Required actions |
a – The blog post about respecting versus accepting other cultures has a headline. List every word in that headline that is written entirely in lower case.
b – In the blog post about respecting versus accepting other cultures, what did the author's friend say westerners will never come to do?
c – Extend the blog post about respecting versus accepting other cultures, starting after its final sentence.
══ Page extract ══
Why Racism is Good and Why We Will All Come to Destroy Each Other

September 3, 2010

A good friend of mine once said that to me that westerners “respect Chinese culture, but will never come to accept it”. I believe that her statement is true and can in fact be broadened to assert that “people of one culture can come to respect, but may in fact never come to accept the culture of different people”. Just because us westerners are easy targets (in that we act directly and directness can be inferred as arrogance), doesn’t mean that we are always deserving of the vilification our white skins earn us (of course, there are many exploitative western bastards in China, may God piss on their graves). After all, we are just as guilty a party as any other race.
═══
══ Raw data ══
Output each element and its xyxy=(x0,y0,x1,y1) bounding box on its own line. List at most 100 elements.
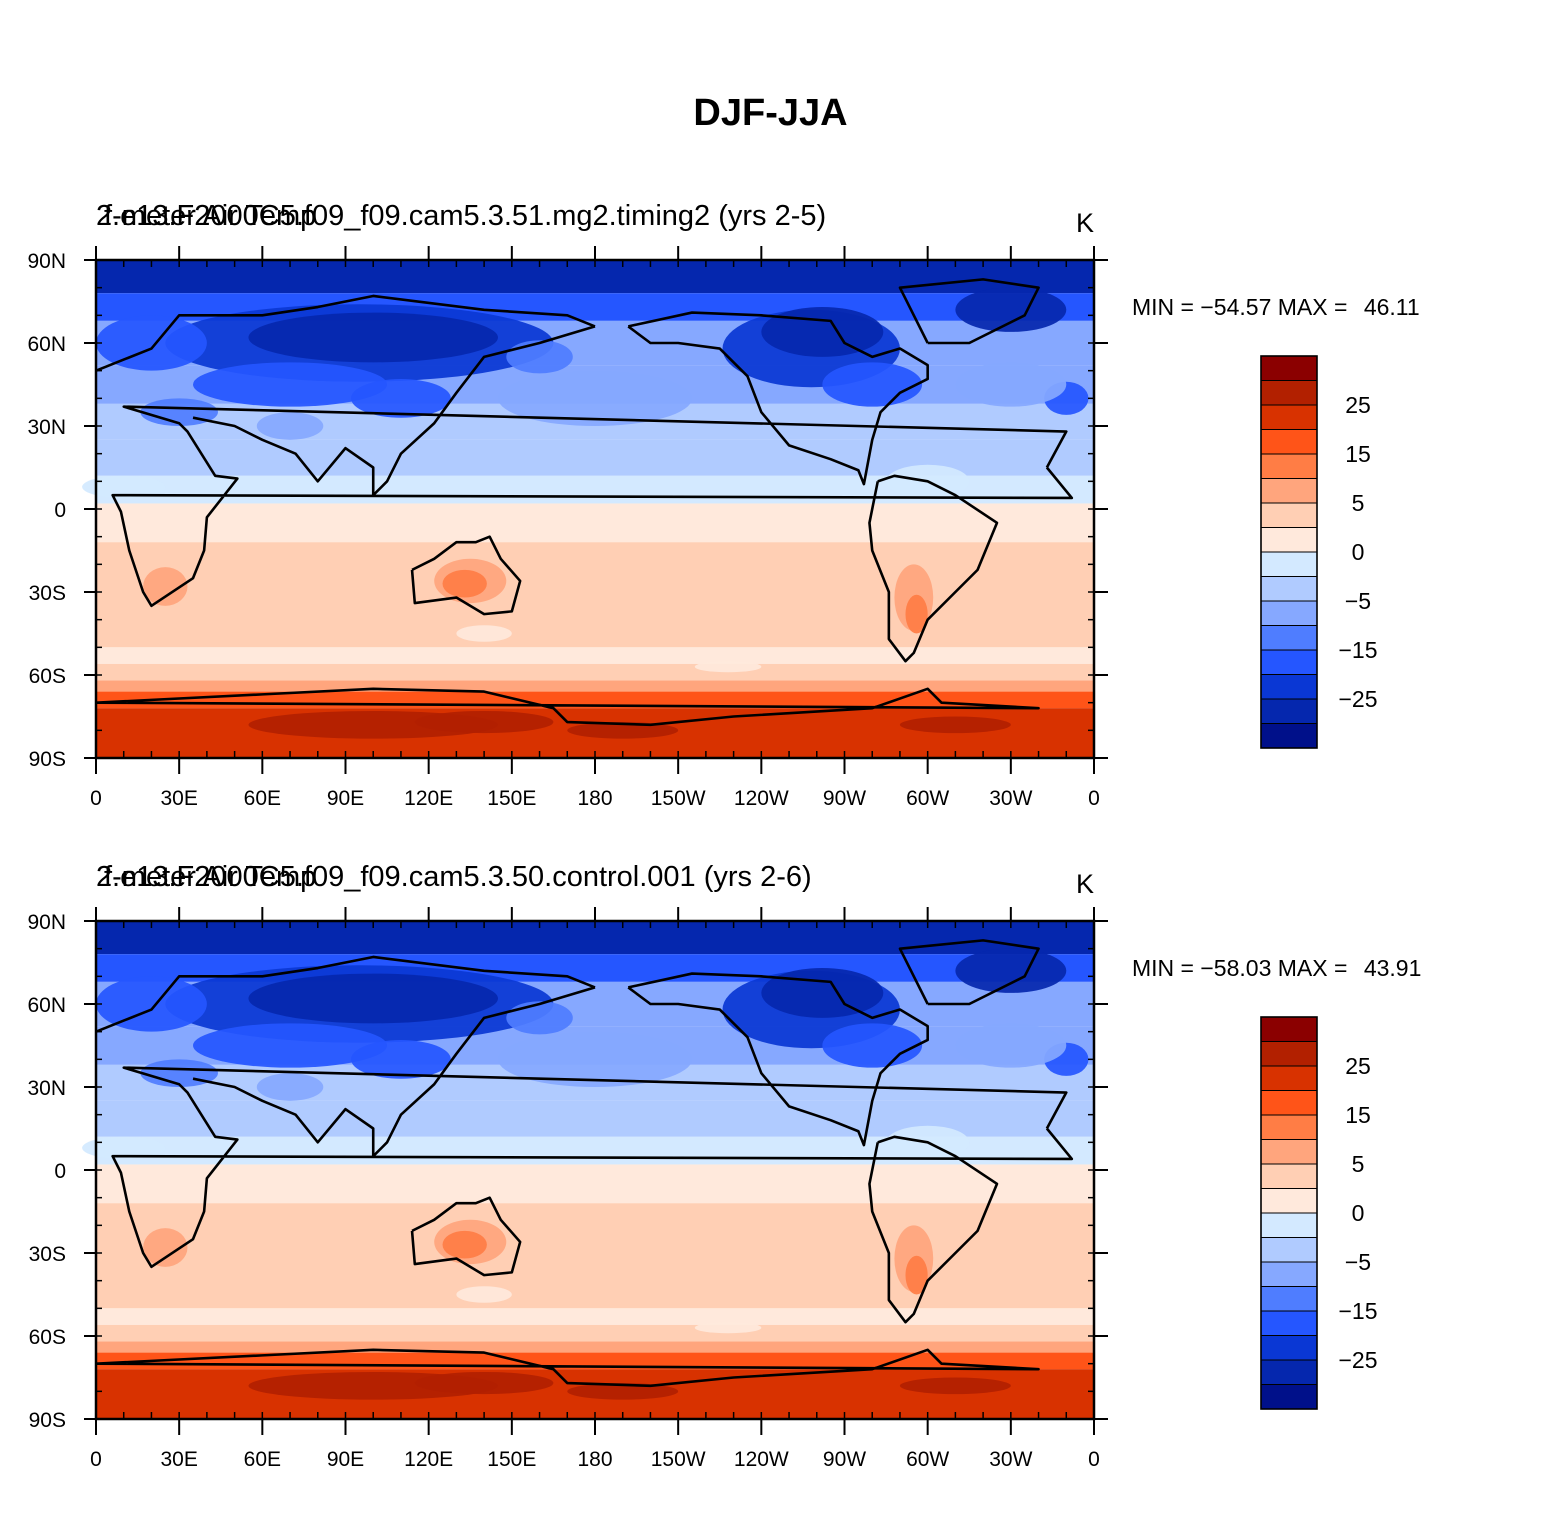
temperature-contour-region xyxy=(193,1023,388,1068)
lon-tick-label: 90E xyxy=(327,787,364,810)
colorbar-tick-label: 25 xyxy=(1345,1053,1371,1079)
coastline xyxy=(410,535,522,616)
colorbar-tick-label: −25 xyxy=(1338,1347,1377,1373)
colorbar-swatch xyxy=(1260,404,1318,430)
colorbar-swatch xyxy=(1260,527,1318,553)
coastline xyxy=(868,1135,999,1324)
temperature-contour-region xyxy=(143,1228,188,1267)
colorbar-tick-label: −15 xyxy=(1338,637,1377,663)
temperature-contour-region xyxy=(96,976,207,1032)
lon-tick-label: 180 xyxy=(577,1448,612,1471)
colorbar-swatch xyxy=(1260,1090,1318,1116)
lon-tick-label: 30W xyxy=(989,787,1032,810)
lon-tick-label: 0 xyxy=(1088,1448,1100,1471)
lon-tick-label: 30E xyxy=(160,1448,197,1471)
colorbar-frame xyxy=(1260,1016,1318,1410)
═══
Answers to each task |
a – is, and, to

b – Westerners will never come to accept Chinese culture.

c –
This may come to some surprise, however, I don’t find that westerners who believe that Chinese people are weird, complicated and have strange mannerisms are all that terribly racist, because, after all, the Chinese are saying the same things about us, just as anyone else would. It’s only natural that a bunch of people going to a new and foreign place, no matter what cultural orientation they may well be, would find the foreign land to be strange and exotic, because, in relation to their lived experiences, it is. Sure, we’re talking about racism, but it’s not serious, deep-seeded racism. Mild racism, the racism that dictates that foreign things are strange, is an unavoidable byproduct of human nature. The human brain simply cannot comprehend ethnical and cultural gradients, it must break our existence into pre-package archetypes like Asian, Caucasian, African and so forth, and then assign these classes attributes (read: stereotypes) based on shallow inferences.

For the brain to operate it needs to continue to break the world and all of its constituents (that includes people) into digestible chunks, understanding foreign culture therefore works against the brain’s natural process. The brain seeks to typecast and simplify, cross-cultural communication seeks to add depth and complexity. In the end, we were born to destroy each other.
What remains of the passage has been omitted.